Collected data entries
━━━━━━━━━━
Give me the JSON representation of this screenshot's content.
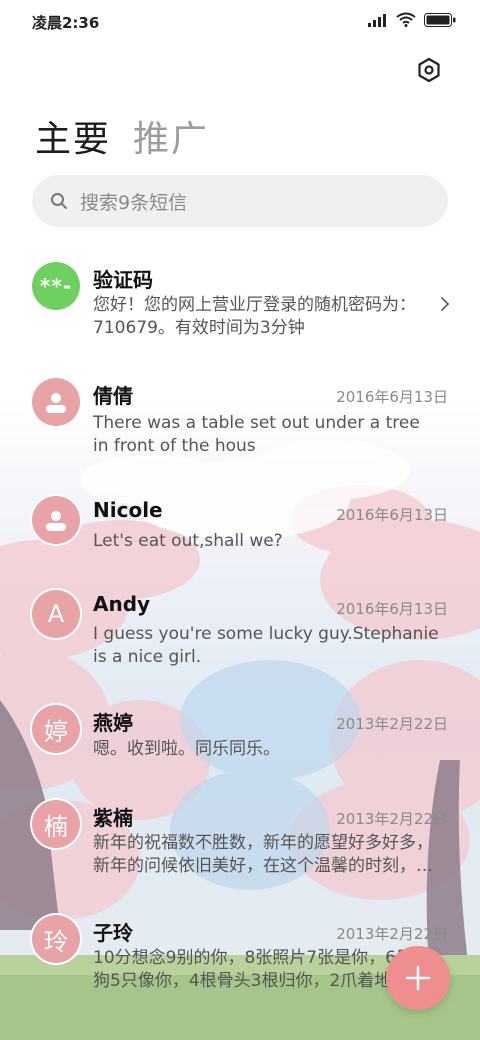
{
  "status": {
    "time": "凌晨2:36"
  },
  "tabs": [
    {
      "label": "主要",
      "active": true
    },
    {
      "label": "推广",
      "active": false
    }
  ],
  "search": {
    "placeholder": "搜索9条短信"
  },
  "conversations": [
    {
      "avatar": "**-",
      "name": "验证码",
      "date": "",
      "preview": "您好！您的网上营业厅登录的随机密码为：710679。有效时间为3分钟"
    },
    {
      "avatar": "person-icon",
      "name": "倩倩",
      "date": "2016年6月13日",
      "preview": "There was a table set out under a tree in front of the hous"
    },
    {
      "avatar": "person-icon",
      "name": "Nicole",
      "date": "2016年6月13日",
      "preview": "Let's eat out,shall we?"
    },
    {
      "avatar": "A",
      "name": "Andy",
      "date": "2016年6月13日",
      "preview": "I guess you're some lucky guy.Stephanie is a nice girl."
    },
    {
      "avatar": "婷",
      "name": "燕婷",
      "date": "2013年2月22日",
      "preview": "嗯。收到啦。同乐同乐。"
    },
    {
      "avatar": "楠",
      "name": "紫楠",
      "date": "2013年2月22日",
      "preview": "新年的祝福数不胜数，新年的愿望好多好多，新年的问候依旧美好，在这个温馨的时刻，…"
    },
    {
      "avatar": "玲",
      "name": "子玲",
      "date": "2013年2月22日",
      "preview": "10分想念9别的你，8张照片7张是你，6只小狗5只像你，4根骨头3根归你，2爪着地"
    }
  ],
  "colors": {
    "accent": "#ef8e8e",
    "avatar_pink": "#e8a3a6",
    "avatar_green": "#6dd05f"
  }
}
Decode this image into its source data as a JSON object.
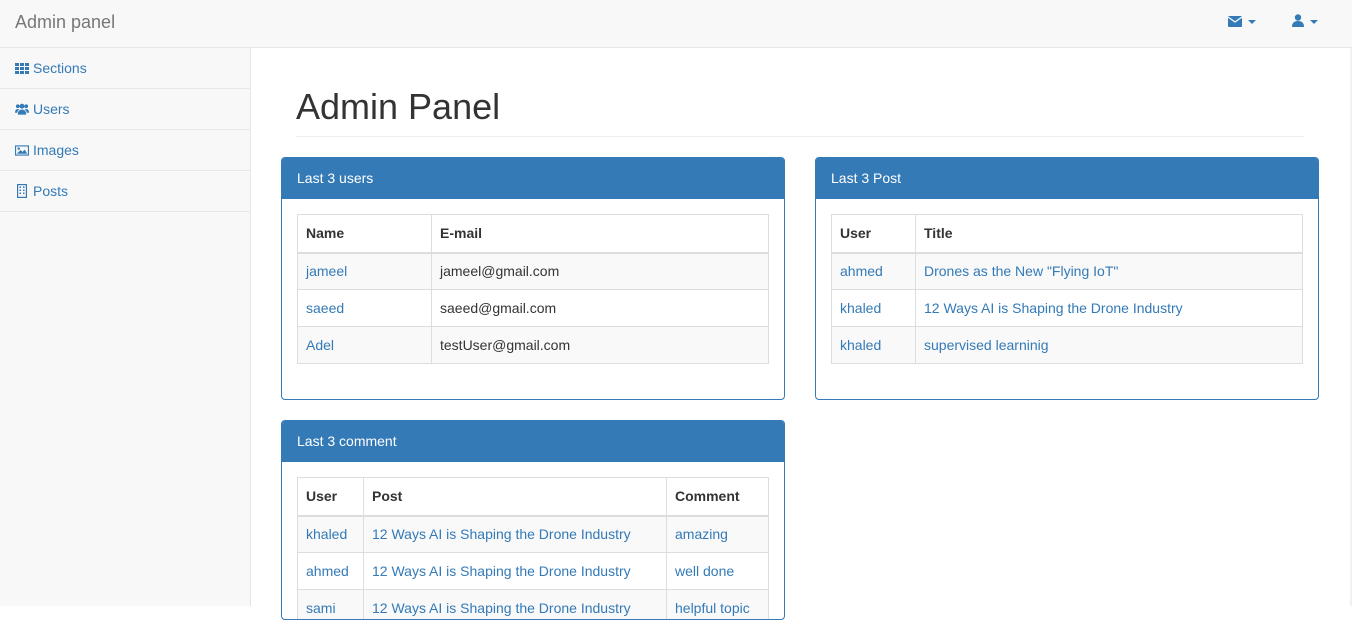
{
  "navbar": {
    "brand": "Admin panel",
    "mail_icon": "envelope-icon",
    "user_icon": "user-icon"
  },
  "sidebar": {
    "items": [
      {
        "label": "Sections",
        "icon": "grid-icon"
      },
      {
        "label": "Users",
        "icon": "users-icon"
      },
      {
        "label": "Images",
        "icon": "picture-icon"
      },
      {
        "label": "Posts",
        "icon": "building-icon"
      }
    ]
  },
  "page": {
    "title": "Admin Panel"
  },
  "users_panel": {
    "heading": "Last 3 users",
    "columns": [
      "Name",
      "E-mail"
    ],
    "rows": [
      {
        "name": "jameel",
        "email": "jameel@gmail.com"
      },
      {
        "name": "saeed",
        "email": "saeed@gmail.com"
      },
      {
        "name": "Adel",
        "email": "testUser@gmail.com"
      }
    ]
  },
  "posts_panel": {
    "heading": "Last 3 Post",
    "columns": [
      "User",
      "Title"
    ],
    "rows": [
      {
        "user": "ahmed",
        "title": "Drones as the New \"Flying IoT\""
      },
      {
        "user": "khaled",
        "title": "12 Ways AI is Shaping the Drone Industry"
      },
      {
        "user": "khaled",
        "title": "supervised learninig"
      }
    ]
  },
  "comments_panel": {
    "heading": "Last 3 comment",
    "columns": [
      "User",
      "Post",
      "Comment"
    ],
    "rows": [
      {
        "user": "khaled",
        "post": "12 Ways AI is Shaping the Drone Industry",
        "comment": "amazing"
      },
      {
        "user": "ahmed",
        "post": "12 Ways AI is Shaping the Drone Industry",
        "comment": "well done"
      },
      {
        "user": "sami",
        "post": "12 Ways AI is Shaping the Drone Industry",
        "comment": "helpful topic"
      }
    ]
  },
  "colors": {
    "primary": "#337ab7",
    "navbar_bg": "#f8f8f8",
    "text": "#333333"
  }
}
━━━━━━━━━━
Give the count of lines in the data above that hold the string "icon", with no additional words.

8